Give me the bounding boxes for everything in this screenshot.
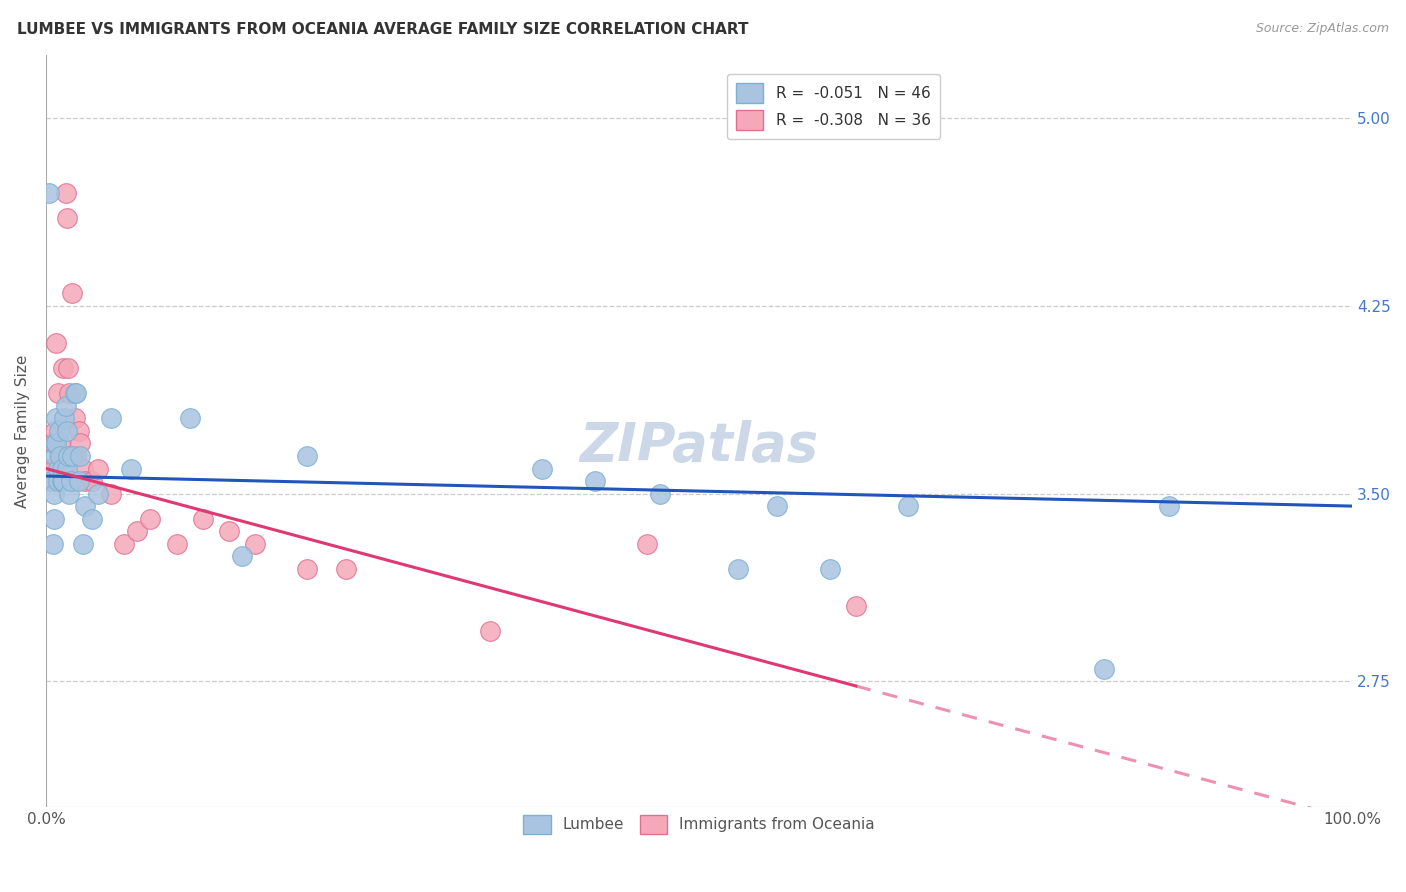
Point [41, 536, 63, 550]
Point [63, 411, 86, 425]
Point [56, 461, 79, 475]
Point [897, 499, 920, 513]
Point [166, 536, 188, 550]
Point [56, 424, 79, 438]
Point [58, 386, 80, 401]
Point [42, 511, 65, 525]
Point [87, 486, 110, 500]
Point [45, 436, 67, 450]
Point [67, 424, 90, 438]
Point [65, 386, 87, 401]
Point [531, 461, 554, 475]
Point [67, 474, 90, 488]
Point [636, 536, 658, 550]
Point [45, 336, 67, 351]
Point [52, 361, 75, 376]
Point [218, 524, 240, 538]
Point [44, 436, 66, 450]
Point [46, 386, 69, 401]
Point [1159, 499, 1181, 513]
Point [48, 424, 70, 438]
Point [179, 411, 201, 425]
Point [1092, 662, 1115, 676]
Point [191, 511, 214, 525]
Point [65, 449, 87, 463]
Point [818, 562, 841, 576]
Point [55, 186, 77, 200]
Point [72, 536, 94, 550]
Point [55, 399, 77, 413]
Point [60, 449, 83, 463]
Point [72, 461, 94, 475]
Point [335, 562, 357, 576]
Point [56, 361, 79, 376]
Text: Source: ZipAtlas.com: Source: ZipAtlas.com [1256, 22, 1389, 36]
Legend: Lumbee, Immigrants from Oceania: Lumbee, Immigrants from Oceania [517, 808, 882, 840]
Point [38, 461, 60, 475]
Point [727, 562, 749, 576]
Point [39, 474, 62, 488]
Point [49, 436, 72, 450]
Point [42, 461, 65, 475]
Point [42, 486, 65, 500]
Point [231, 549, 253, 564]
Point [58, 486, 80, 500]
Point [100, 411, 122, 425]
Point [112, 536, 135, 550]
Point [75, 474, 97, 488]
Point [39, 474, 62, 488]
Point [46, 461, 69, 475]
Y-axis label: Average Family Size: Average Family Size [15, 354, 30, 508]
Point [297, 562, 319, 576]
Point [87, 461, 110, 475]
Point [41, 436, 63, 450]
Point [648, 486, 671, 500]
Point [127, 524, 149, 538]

- - -

WORK TO DO -
Return every line of the records above unchanged, leaving out the pictures.

RESPONSE -
Give me the bounding boxes for everything in this screenshot.
Point [41, 536, 63, 550]
Point [63, 411, 86, 425]
Point [56, 461, 79, 475]
Point [897, 499, 920, 513]
Point [166, 536, 188, 550]
Point [56, 424, 79, 438]
Point [58, 386, 80, 401]
Point [42, 511, 65, 525]
Point [87, 486, 110, 500]
Point [45, 436, 67, 450]
Point [67, 424, 90, 438]
Point [65, 386, 87, 401]
Point [531, 461, 554, 475]
Point [67, 474, 90, 488]
Point [636, 536, 658, 550]
Point [45, 336, 67, 351]
Point [52, 361, 75, 376]
Point [218, 524, 240, 538]
Point [44, 436, 66, 450]
Point [46, 386, 69, 401]
Point [1159, 499, 1181, 513]
Point [48, 424, 70, 438]
Point [179, 411, 201, 425]
Point [1092, 662, 1115, 676]
Point [191, 511, 214, 525]
Point [65, 449, 87, 463]
Point [818, 562, 841, 576]
Point [55, 186, 77, 200]
Point [72, 536, 94, 550]
Point [55, 399, 77, 413]
Point [60, 449, 83, 463]
Point [72, 461, 94, 475]
Point [335, 562, 357, 576]
Point [56, 361, 79, 376]
Text: Source: ZipAtlas.com: Source: ZipAtlas.com [1256, 22, 1389, 36]
Legend: Lumbee, Immigrants from Oceania: Lumbee, Immigrants from Oceania [517, 808, 882, 840]
Point [38, 461, 60, 475]
Point [727, 562, 749, 576]
Point [39, 474, 62, 488]
Point [49, 436, 72, 450]
Point [42, 461, 65, 475]
Point [42, 486, 65, 500]
Point [231, 549, 253, 564]
Point [58, 486, 80, 500]
Point [100, 411, 122, 425]
Point [112, 536, 135, 550]
Point [75, 474, 97, 488]
Point [39, 474, 62, 488]
Point [46, 461, 69, 475]
Y-axis label: Average Family Size: Average Family Size [15, 354, 30, 508]
Point [297, 562, 319, 576]
Point [87, 461, 110, 475]
Point [41, 436, 63, 450]
Point [648, 486, 671, 500]
Point [127, 524, 149, 538]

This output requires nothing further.